▶ **Entries**:
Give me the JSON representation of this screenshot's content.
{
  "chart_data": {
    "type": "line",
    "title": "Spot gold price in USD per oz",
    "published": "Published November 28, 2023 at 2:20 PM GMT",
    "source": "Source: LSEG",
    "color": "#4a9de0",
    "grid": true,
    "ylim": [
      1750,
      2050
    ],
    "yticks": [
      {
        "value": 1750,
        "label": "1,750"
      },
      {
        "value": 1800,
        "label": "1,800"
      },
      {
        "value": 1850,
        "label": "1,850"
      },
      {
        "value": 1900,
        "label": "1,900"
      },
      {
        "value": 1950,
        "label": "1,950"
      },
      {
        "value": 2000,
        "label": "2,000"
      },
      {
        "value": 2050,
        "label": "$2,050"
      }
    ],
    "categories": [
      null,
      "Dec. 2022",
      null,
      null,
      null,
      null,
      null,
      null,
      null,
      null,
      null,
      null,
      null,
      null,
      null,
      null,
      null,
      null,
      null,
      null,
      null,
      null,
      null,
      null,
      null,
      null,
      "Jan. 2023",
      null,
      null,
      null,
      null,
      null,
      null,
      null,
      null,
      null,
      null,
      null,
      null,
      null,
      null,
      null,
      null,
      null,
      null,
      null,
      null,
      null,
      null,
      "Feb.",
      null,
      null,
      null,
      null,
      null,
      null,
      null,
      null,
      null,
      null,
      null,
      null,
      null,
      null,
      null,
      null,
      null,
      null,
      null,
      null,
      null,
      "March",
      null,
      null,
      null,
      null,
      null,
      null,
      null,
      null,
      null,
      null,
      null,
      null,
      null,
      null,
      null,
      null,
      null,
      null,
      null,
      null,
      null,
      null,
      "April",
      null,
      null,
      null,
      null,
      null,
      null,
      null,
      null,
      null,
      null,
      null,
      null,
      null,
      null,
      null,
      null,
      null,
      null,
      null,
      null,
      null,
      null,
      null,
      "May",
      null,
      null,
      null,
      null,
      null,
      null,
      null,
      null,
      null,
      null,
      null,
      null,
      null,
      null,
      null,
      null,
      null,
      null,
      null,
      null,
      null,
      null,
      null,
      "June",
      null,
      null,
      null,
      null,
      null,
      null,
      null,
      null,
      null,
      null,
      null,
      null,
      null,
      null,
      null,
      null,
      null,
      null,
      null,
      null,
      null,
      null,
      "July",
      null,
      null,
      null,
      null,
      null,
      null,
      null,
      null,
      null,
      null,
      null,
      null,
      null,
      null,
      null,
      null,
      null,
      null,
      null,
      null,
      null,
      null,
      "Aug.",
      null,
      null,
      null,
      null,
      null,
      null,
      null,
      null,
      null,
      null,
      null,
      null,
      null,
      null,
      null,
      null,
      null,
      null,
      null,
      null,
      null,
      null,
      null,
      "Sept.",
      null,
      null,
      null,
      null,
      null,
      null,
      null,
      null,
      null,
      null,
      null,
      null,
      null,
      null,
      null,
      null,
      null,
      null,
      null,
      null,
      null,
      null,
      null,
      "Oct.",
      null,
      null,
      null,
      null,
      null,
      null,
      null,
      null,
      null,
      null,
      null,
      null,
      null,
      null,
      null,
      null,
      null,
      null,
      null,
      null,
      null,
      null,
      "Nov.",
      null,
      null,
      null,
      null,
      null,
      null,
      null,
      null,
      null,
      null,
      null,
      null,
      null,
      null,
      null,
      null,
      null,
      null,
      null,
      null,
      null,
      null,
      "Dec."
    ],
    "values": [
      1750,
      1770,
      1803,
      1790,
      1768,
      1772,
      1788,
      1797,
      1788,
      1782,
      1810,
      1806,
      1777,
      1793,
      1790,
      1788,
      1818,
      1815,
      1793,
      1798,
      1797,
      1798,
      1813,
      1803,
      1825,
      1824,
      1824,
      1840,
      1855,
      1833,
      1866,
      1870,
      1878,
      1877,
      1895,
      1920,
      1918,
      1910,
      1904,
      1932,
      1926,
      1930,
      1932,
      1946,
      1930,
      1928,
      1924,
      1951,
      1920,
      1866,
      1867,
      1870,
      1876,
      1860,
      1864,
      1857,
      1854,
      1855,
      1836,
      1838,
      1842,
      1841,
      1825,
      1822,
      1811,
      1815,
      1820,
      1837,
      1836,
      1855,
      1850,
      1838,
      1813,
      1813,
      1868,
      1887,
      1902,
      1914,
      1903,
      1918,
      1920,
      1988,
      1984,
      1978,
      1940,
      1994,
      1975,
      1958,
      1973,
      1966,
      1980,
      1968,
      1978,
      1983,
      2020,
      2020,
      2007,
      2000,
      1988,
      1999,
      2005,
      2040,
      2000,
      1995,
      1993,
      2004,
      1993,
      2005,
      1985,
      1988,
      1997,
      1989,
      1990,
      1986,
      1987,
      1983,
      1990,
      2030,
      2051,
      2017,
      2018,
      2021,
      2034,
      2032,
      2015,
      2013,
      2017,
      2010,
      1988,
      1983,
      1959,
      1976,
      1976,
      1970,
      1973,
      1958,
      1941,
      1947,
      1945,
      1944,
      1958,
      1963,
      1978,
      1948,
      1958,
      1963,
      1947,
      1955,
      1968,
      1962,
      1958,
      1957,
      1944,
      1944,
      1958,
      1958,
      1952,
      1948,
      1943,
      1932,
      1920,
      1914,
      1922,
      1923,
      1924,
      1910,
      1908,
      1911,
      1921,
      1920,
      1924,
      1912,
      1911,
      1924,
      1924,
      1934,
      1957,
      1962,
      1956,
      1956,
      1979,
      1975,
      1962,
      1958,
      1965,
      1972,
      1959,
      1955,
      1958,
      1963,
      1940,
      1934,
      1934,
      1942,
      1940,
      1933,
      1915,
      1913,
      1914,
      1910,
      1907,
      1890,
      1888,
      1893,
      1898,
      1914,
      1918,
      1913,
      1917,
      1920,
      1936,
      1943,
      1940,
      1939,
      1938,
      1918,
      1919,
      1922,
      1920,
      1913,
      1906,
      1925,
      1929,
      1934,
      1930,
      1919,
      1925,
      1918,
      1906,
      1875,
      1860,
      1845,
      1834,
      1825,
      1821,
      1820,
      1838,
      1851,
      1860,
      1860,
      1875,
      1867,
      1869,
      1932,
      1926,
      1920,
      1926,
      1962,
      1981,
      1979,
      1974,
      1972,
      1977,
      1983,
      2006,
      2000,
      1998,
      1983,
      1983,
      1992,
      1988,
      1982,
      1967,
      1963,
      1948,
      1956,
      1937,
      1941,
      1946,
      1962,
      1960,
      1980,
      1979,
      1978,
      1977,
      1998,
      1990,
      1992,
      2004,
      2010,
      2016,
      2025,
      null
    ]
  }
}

▶ **Work required**: Find and copy each line above that includes the string "label".

▶ **Task answer**:
        "label": "1,750"
        "label": "1,800"
        "label": "1,850"
        "label": "1,900"
        "label": "1,950"
        "label": "2,000"
        "label": "$2,050"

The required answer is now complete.